**Задание 1:**
Оформите в виде нумерованного списка строки записей, начиная с самой первой из них и заканчивая строкой, в которой стоит «queen-icon: ♛ [287,246,302,265]», включительно. Пустые строки не включайте.

А в «Литгазете» А. Селивановский судорожно восхваляет агитки Д. Бедного: «Время агиток прошло, – еще недавно говорили нам. Ошибаетесь, думающие так товарищи!» («Литературная газета», 1936, № 29). В статье того же автора «В защиту советской поэзии» жирным шрифтом выделена филиппика против Пастернака: «Нельзя быть обывательским апологетом Пастернака…» Насущнейшей задачей поэзии Селивановский провозглашает «полное преодоление традиций Хлебникова» («Литературная газета», 1936, № 41).
Чтобы глубже ощутить ту удушающую и угрожающую атмосферу, обратимся и к «Литературным запискам» В. Перцова: «Вокруг Пастернака в течение многих лет существует заговор, до сих пор как следует не разоблаченный критикой» («Литературная газета», 1936, № 60. Курсив здесь и далее мой. – Н. И.).
Особенную ненависть у тех, кто заправлял политикой, идеологией, подменившей культуру, вызывали поиски в области формы, органически связанные с движением таланта, с саморазвитием, углублением личности. Эти поиски заранее объявлялись «формалистическими» трюками, выкрутасами, сумбуром.
Общество, объявившее себя «новым» и исповедовавшее «новые» идеи, категорически не принимало ни развития традиций, ни новаторства в культуре, ориентировалось либо на агитационно-лозунговую демьяновщину, либо на муляжный неоклассицизм. «Из “классики”, предлагаемой в качестве предмета или инструмента обучения, вместе с идеологией вычиталась и философичность», – замечает М. Чудакова («Без гнева и пристрастья». – «Новый мир», 1986, № 9).
Чем же «замещало» государство подлинную культуру?
«В эти самые годы особенно пышно расцветали парки культуры, особенно часто запускались фейерверки, особенно много строилось каруселей, аттракционов и танцплощадок, – пишет Домбровский. – И никогда в стране столько не танцевали и не пели, как в те годы… “Каждый молод сейчас в нашей юной, прекрасной стране”, – гремел оркестр на гуляньях. И многие этому действительно верили». Эрзац-культура насаждалась вместо культуры истинной, связи с которой рвались беспощадно.
«Первый в мире», как об этом и поныне гордо сообщается в энциклопедии «Москва» (1980), Парк культуры и отдыха имени Горького был открыт в 1928 году. К 1939-му таких парков в Москве было уже 8.

**Исходные записи:**
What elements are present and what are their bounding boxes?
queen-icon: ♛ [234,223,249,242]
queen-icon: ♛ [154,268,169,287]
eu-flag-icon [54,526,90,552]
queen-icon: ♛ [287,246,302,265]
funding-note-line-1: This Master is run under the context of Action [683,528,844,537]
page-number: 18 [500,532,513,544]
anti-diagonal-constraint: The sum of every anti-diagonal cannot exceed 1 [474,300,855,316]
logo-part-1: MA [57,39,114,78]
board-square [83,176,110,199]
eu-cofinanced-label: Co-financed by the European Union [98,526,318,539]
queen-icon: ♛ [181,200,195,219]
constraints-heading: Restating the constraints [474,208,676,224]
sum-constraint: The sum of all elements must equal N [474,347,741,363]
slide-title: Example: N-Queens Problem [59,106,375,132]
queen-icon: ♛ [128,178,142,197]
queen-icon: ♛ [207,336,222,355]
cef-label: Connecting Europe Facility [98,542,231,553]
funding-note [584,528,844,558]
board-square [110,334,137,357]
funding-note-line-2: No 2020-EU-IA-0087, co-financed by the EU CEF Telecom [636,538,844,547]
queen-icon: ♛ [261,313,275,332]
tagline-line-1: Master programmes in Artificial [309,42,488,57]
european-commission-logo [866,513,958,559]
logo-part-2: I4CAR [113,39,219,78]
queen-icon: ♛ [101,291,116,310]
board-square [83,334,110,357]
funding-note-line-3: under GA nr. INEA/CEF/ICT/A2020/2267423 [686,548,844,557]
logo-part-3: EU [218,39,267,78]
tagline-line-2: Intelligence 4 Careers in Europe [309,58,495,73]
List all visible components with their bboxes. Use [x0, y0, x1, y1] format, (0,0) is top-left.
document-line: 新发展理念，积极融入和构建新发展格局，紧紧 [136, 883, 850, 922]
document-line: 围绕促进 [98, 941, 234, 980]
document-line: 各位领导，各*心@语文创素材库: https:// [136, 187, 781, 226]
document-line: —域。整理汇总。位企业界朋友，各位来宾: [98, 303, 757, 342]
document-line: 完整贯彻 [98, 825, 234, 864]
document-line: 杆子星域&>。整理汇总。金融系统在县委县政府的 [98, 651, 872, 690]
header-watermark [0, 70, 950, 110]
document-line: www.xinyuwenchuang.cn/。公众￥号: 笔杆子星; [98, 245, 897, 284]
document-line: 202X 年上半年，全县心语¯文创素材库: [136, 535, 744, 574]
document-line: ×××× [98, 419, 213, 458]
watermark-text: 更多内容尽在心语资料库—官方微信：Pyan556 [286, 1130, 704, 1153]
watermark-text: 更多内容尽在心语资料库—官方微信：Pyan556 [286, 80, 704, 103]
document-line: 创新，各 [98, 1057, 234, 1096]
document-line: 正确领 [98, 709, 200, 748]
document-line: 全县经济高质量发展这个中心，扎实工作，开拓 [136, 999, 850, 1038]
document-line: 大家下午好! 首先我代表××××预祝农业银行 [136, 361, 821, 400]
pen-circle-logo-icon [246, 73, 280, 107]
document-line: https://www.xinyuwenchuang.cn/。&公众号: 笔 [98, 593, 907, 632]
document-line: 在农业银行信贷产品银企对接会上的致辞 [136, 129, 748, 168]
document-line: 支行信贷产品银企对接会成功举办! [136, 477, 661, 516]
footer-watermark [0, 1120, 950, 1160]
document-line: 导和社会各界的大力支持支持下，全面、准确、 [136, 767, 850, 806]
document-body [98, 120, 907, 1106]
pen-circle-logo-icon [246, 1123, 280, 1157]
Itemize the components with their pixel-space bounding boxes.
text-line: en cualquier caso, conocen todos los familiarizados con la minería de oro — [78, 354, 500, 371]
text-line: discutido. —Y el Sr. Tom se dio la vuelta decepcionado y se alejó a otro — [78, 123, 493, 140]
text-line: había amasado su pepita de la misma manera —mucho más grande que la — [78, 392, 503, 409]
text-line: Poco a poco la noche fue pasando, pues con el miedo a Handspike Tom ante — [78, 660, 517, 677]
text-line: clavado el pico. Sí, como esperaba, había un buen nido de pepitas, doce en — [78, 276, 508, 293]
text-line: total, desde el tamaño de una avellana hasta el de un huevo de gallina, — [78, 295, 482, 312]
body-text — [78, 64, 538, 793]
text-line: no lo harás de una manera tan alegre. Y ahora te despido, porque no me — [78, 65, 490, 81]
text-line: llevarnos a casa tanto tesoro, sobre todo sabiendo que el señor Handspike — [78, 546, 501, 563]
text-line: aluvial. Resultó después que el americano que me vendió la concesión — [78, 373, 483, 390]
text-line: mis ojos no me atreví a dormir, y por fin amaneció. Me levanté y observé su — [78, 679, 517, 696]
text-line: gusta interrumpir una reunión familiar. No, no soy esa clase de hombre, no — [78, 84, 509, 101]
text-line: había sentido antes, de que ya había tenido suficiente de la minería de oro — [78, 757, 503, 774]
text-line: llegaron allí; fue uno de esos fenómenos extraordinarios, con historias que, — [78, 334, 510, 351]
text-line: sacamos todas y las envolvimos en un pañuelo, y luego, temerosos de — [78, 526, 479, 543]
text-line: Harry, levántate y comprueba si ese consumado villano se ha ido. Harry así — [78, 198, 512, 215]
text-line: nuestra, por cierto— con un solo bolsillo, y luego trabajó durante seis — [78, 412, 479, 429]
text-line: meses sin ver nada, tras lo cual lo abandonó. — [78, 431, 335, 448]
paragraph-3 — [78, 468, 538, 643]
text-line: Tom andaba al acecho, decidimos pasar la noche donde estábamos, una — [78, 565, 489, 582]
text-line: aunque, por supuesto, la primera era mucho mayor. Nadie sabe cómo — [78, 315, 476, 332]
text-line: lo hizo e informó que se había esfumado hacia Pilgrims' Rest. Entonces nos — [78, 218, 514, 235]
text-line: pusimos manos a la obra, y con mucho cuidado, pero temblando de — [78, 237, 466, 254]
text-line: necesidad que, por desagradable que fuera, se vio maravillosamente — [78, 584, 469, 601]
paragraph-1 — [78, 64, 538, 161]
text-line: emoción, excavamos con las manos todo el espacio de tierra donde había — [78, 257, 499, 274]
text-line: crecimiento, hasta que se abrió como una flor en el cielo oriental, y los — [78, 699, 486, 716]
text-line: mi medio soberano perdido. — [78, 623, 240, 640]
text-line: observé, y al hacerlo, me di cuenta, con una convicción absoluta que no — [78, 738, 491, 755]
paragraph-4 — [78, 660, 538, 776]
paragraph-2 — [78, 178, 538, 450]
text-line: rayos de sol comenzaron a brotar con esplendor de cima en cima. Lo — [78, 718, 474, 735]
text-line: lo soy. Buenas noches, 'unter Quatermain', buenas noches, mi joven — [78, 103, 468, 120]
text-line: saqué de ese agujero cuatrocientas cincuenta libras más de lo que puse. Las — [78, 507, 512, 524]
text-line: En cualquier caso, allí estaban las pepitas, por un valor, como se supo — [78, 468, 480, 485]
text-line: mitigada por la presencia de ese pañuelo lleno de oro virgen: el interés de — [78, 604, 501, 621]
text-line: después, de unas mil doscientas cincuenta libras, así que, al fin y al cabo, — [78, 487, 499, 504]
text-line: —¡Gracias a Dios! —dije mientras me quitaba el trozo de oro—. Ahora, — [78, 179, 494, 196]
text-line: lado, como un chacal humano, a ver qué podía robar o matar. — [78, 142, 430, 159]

**Задание 2:**
Продолжите текст о подмене подлинной культуры в СССР 1930-х годов, начав сразу после его последнего предложения.

**Результат задания 1:**
1. What elements are present and what are their bounding boxes?
2. queen-icon: ♛ [234,223,249,242]
3. queen-icon: ♛ [154,268,169,287]
4. eu-flag-icon [54,526,90,552]
5. queen-icon: ♛ [287,246,302,265]

**Результат задания 2:**
Но не следует полагать, что этот глобальный разрыв с крестьянской культурой, о чем писала К. Мяло в статье «Крестьянская культура и культурная революция» («Новый мир», 1988, № 8), с так называемой дворянской культурой (два с лишним миллиона эмигрантов, из которых многие тысячи представляли сливки русской интеллигенции, выехали из страны в первые годы Советской власти), что это резкое разрушение традиционных культур в стране было лишь санкционировано властью. Нет, сами деятели культуры, тяжело пострадавшие в 1930–1940-е годы, на заре нового общества даже идеологически обосновывали его. Ольга Михайловна Фрейденберг, кузина и конфидент Бориса Пастернака, первая женщина доктор филологии у нас в стране, крупнейший специалист по античности, «хранительница» (!), как ее потом назовет Пастернак, в 1919 году писала своей учительнице: «…сейчас наблюдаю: именно люди сильные и большой культуры упали совершенно… Я часто теперь думаю, что этот режим – ужасный, конечно, – все же вскрыл пустоту той культуры, которой так гордились. Она оказалась какой-то сплошной маской, чем-то тем, что сверху донизу заполняло, а когда его вынули, оказалось пусто и совсем сухо» («Дружба народов», 1988, № 7, с. 203). Иные, как, например, О. Мандельштам, горячо приветствуя социальную бурю, отчетливо понимали, чем грозит разрыв культуры. В начале 1920-х он замечал: «Ясно, что, когда мы вступили в полосу могучих социальных движений, массовых организованных действий, акции личности в истории падают… Дальнейшая судьба романа будет не чем иным, как историей распыления биографии как формы личного существования, даже больше чем распыления – катастрофической гибели биографии». Слова эти ныне читаются как пророческие, хотя О. Мандельштам, может быть, и не вкладывал в них драматического смысла, который невольно прочитывается ныне: «Кроме того, интерес к психологической мотивировке… в корне подорван и дискредитирован наступившим бессилием психологических методов перед реальными силами, чья расправа с психологической мотивировкой час от часу становится более жестокой» (статья «Конец романа»).
Лидия Яковлевна Гинзбург, с бесстрастностью ученого фиксировавшая изменения общественного климата в своих записях 1920–1930-х годов, отметила в 1931-м: «…гуманитарная культура отодвигается на третьи и четвертые места». В 1935-м: «В речи символистической интеллигенции с большой буквы писались и серьезно произносились слова: Бездна, Вечность, Искупление. Это были слова с положительным знаком, выражавшие несомненные идеологические ценности. В речи народнической интеллигенции так же ценностно звучали слова: личность, лучшие порывы, на страже общественных интересов… Обе культуры кончились».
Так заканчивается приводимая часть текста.